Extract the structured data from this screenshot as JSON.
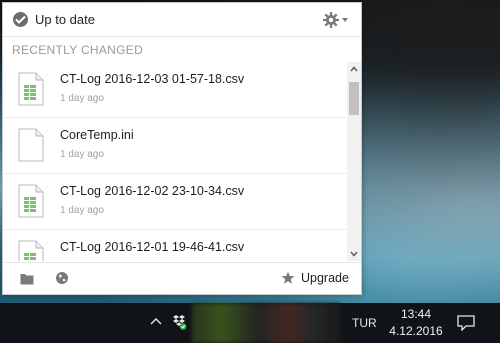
{
  "popup": {
    "status_text": "Up to date",
    "section_title": "RECENTLY CHANGED",
    "files": [
      {
        "name": "CT-Log 2016-12-03 01-57-18.csv",
        "time": "1 day ago",
        "icon": "spreadsheet-file-icon"
      },
      {
        "name": "CoreTemp.ini",
        "time": "1 day ago",
        "icon": "text-file-icon"
      },
      {
        "name": "CT-Log 2016-12-02 23-10-34.csv",
        "time": "1 day ago",
        "icon": "spreadsheet-file-icon"
      },
      {
        "name": "CT-Log 2016-12-01 19-46-41.csv",
        "time": "",
        "icon": "spreadsheet-file-icon"
      }
    ],
    "footer": {
      "upgrade_label": "Upgrade"
    }
  },
  "taskbar": {
    "language": "TUR",
    "time": "13:44",
    "date": "4.12.2016"
  }
}
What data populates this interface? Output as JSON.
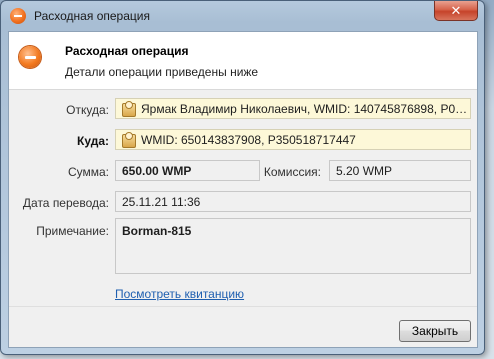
{
  "window": {
    "title": "Расходная операция"
  },
  "header": {
    "title": "Расходная операция",
    "subtitle": "Детали операции приведены ниже"
  },
  "fields": {
    "from_label": "Откуда:",
    "from_value": "Ярмак Владимир Николаевич, WMID: 140745876898, P0229374...",
    "to_label": "Куда:",
    "to_value": "WMID: 650143837908, P350518717447",
    "amount_label": "Сумма:",
    "amount_value": "650.00 WMP",
    "fee_label": "Комиссия:",
    "fee_value": "5.20 WMP",
    "date_label": "Дата перевода:",
    "date_value": "25.11.21 11:36",
    "note_label": "Примечание:",
    "note_value": "Borman-815"
  },
  "receipt_link": "Посмотреть квитанцию",
  "buttons": {
    "close_label": "Закрыть",
    "window_close_glyph": "✕"
  },
  "icons": {
    "title_icon": "minus-circle-icon",
    "header_icon": "minus-circle-icon",
    "wallet_icon": "wm-passport-icon"
  },
  "colors": {
    "accent_orange": "#f37a20",
    "link_blue": "#1f5fb0",
    "highlight_field": "#fdf8d8"
  }
}
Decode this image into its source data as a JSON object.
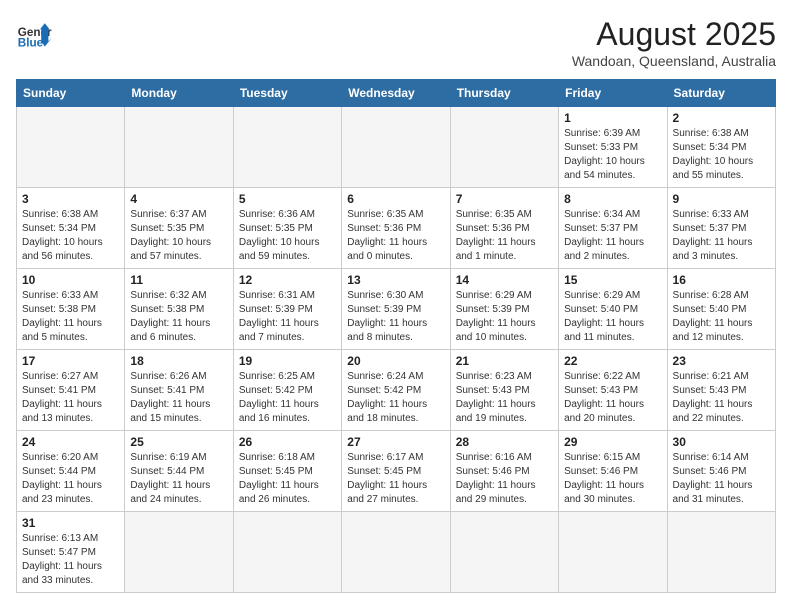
{
  "header": {
    "logo_text_general": "General",
    "logo_text_blue": "Blue",
    "title": "August 2025",
    "subtitle": "Wandoan, Queensland, Australia"
  },
  "days_of_week": [
    "Sunday",
    "Monday",
    "Tuesday",
    "Wednesday",
    "Thursday",
    "Friday",
    "Saturday"
  ],
  "weeks": [
    [
      {
        "day": "",
        "info": ""
      },
      {
        "day": "",
        "info": ""
      },
      {
        "day": "",
        "info": ""
      },
      {
        "day": "",
        "info": ""
      },
      {
        "day": "",
        "info": ""
      },
      {
        "day": "1",
        "info": "Sunrise: 6:39 AM\nSunset: 5:33 PM\nDaylight: 10 hours and 54 minutes."
      },
      {
        "day": "2",
        "info": "Sunrise: 6:38 AM\nSunset: 5:34 PM\nDaylight: 10 hours and 55 minutes."
      }
    ],
    [
      {
        "day": "3",
        "info": "Sunrise: 6:38 AM\nSunset: 5:34 PM\nDaylight: 10 hours and 56 minutes."
      },
      {
        "day": "4",
        "info": "Sunrise: 6:37 AM\nSunset: 5:35 PM\nDaylight: 10 hours and 57 minutes."
      },
      {
        "day": "5",
        "info": "Sunrise: 6:36 AM\nSunset: 5:35 PM\nDaylight: 10 hours and 59 minutes."
      },
      {
        "day": "6",
        "info": "Sunrise: 6:35 AM\nSunset: 5:36 PM\nDaylight: 11 hours and 0 minutes."
      },
      {
        "day": "7",
        "info": "Sunrise: 6:35 AM\nSunset: 5:36 PM\nDaylight: 11 hours and 1 minute."
      },
      {
        "day": "8",
        "info": "Sunrise: 6:34 AM\nSunset: 5:37 PM\nDaylight: 11 hours and 2 minutes."
      },
      {
        "day": "9",
        "info": "Sunrise: 6:33 AM\nSunset: 5:37 PM\nDaylight: 11 hours and 3 minutes."
      }
    ],
    [
      {
        "day": "10",
        "info": "Sunrise: 6:33 AM\nSunset: 5:38 PM\nDaylight: 11 hours and 5 minutes."
      },
      {
        "day": "11",
        "info": "Sunrise: 6:32 AM\nSunset: 5:38 PM\nDaylight: 11 hours and 6 minutes."
      },
      {
        "day": "12",
        "info": "Sunrise: 6:31 AM\nSunset: 5:39 PM\nDaylight: 11 hours and 7 minutes."
      },
      {
        "day": "13",
        "info": "Sunrise: 6:30 AM\nSunset: 5:39 PM\nDaylight: 11 hours and 8 minutes."
      },
      {
        "day": "14",
        "info": "Sunrise: 6:29 AM\nSunset: 5:39 PM\nDaylight: 11 hours and 10 minutes."
      },
      {
        "day": "15",
        "info": "Sunrise: 6:29 AM\nSunset: 5:40 PM\nDaylight: 11 hours and 11 minutes."
      },
      {
        "day": "16",
        "info": "Sunrise: 6:28 AM\nSunset: 5:40 PM\nDaylight: 11 hours and 12 minutes."
      }
    ],
    [
      {
        "day": "17",
        "info": "Sunrise: 6:27 AM\nSunset: 5:41 PM\nDaylight: 11 hours and 13 minutes."
      },
      {
        "day": "18",
        "info": "Sunrise: 6:26 AM\nSunset: 5:41 PM\nDaylight: 11 hours and 15 minutes."
      },
      {
        "day": "19",
        "info": "Sunrise: 6:25 AM\nSunset: 5:42 PM\nDaylight: 11 hours and 16 minutes."
      },
      {
        "day": "20",
        "info": "Sunrise: 6:24 AM\nSunset: 5:42 PM\nDaylight: 11 hours and 18 minutes."
      },
      {
        "day": "21",
        "info": "Sunrise: 6:23 AM\nSunset: 5:43 PM\nDaylight: 11 hours and 19 minutes."
      },
      {
        "day": "22",
        "info": "Sunrise: 6:22 AM\nSunset: 5:43 PM\nDaylight: 11 hours and 20 minutes."
      },
      {
        "day": "23",
        "info": "Sunrise: 6:21 AM\nSunset: 5:43 PM\nDaylight: 11 hours and 22 minutes."
      }
    ],
    [
      {
        "day": "24",
        "info": "Sunrise: 6:20 AM\nSunset: 5:44 PM\nDaylight: 11 hours and 23 minutes."
      },
      {
        "day": "25",
        "info": "Sunrise: 6:19 AM\nSunset: 5:44 PM\nDaylight: 11 hours and 24 minutes."
      },
      {
        "day": "26",
        "info": "Sunrise: 6:18 AM\nSunset: 5:45 PM\nDaylight: 11 hours and 26 minutes."
      },
      {
        "day": "27",
        "info": "Sunrise: 6:17 AM\nSunset: 5:45 PM\nDaylight: 11 hours and 27 minutes."
      },
      {
        "day": "28",
        "info": "Sunrise: 6:16 AM\nSunset: 5:46 PM\nDaylight: 11 hours and 29 minutes."
      },
      {
        "day": "29",
        "info": "Sunrise: 6:15 AM\nSunset: 5:46 PM\nDaylight: 11 hours and 30 minutes."
      },
      {
        "day": "30",
        "info": "Sunrise: 6:14 AM\nSunset: 5:46 PM\nDaylight: 11 hours and 31 minutes."
      }
    ],
    [
      {
        "day": "31",
        "info": "Sunrise: 6:13 AM\nSunset: 5:47 PM\nDaylight: 11 hours and 33 minutes."
      },
      {
        "day": "",
        "info": ""
      },
      {
        "day": "",
        "info": ""
      },
      {
        "day": "",
        "info": ""
      },
      {
        "day": "",
        "info": ""
      },
      {
        "day": "",
        "info": ""
      },
      {
        "day": "",
        "info": ""
      }
    ]
  ]
}
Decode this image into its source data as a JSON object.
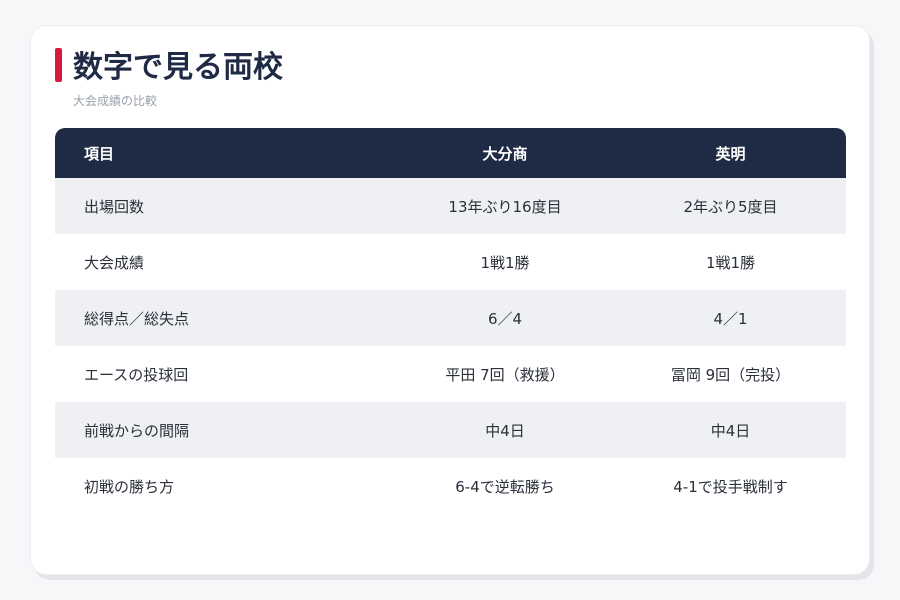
{
  "title": "数字で見る両校",
  "subtitle": "大会成績の比較",
  "colors": {
    "accent": "#d7193f",
    "header_bg": "#1f2a44",
    "alt_row_bg": "#eff0f3"
  },
  "table": {
    "headers": [
      "項目",
      "大分商",
      "英明"
    ],
    "rows": [
      [
        "出場回数",
        "13年ぶり16度目",
        "2年ぶり5度目"
      ],
      [
        "大会成績",
        "1戦1勝",
        "1戦1勝"
      ],
      [
        "総得点／総失点",
        "6／4",
        "4／1"
      ],
      [
        "エースの投球回",
        "平田 7回（救援）",
        "冨岡 9回（完投）"
      ],
      [
        "前戦からの間隔",
        "中4日",
        "中4日"
      ],
      [
        "初戦の勝ち方",
        "6-4で逆転勝ち",
        "4-1で投手戦制す"
      ]
    ]
  }
}
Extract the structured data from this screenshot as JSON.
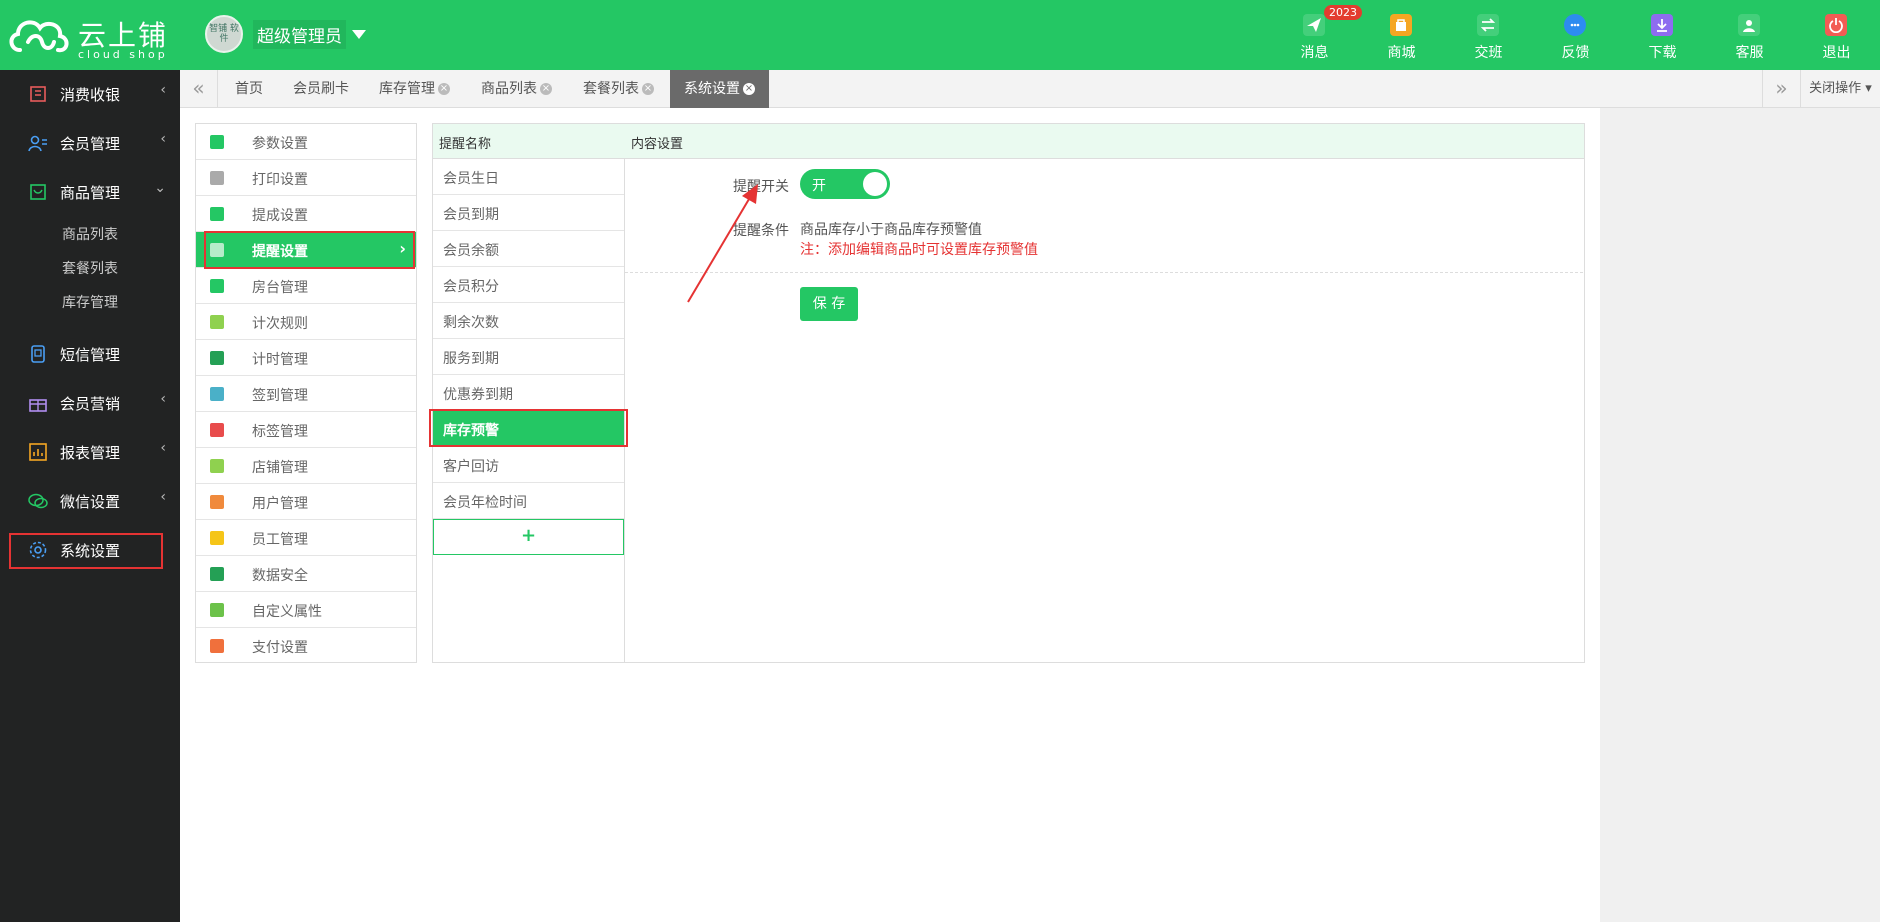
{
  "brand": {
    "name": "云上铺",
    "subtitle": "cloud shop"
  },
  "user": {
    "avatar_text": "智铺 软件",
    "name": "超级管理员"
  },
  "topnav": [
    {
      "label": "消息",
      "icon": "message-icon",
      "badge": "2023"
    },
    {
      "label": "商城",
      "icon": "mall-icon"
    },
    {
      "label": "交班",
      "icon": "shift-icon"
    },
    {
      "label": "反馈",
      "icon": "feedback-icon"
    },
    {
      "label": "下载",
      "icon": "download-icon"
    },
    {
      "label": "客服",
      "icon": "service-icon"
    },
    {
      "label": "退出",
      "icon": "logout-icon"
    }
  ],
  "sidebar": {
    "items": [
      {
        "label": "消费收银",
        "arrow": "‹"
      },
      {
        "label": "会员管理",
        "arrow": "‹"
      },
      {
        "label": "商品管理",
        "arrow": "⌄"
      },
      {
        "label": "短信管理",
        "arrow": ""
      },
      {
        "label": "会员营销",
        "arrow": "‹"
      },
      {
        "label": "报表管理",
        "arrow": "‹"
      },
      {
        "label": "微信设置",
        "arrow": "‹"
      },
      {
        "label": "系统设置",
        "arrow": ""
      }
    ],
    "subitems": [
      "商品列表",
      "套餐列表",
      "库存管理"
    ]
  },
  "tabs": {
    "items": [
      "首页",
      "会员刷卡",
      "库存管理",
      "商品列表",
      "套餐列表",
      "系统设置"
    ],
    "close_label": "关闭操作"
  },
  "settings_menu": [
    "参数设置",
    "打印设置",
    "提成设置",
    "提醒设置",
    "房台管理",
    "计次规则",
    "计时管理",
    "签到管理",
    "标签管理",
    "店铺管理",
    "用户管理",
    "员工管理",
    "数据安全",
    "自定义属性",
    "支付设置"
  ],
  "reminder": {
    "header_name": "提醒名称",
    "header_content": "内容设置",
    "items": [
      "会员生日",
      "会员到期",
      "会员余额",
      "会员积分",
      "剩余次数",
      "服务到期",
      "优惠券到期",
      "库存预警",
      "客户回访",
      "会员年检时间"
    ],
    "add_label": "+",
    "switch_label": "提醒开关",
    "switch_value": "开",
    "switch_on": true,
    "condition_label": "提醒条件",
    "condition_text": "商品库存小于商品库存预警值",
    "condition_note": "注：添加编辑商品时可设置库存预警值",
    "save_label": "保 存"
  },
  "colors": {
    "accent": "#24c764",
    "sidebar": "#222323",
    "highlight": "#e53333"
  }
}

-=-=-=-=-

● **GIVEN REQUEST**: Report how many lines include the word "операция". Give nothing but the number.

● **TASK RESPONSE**: 2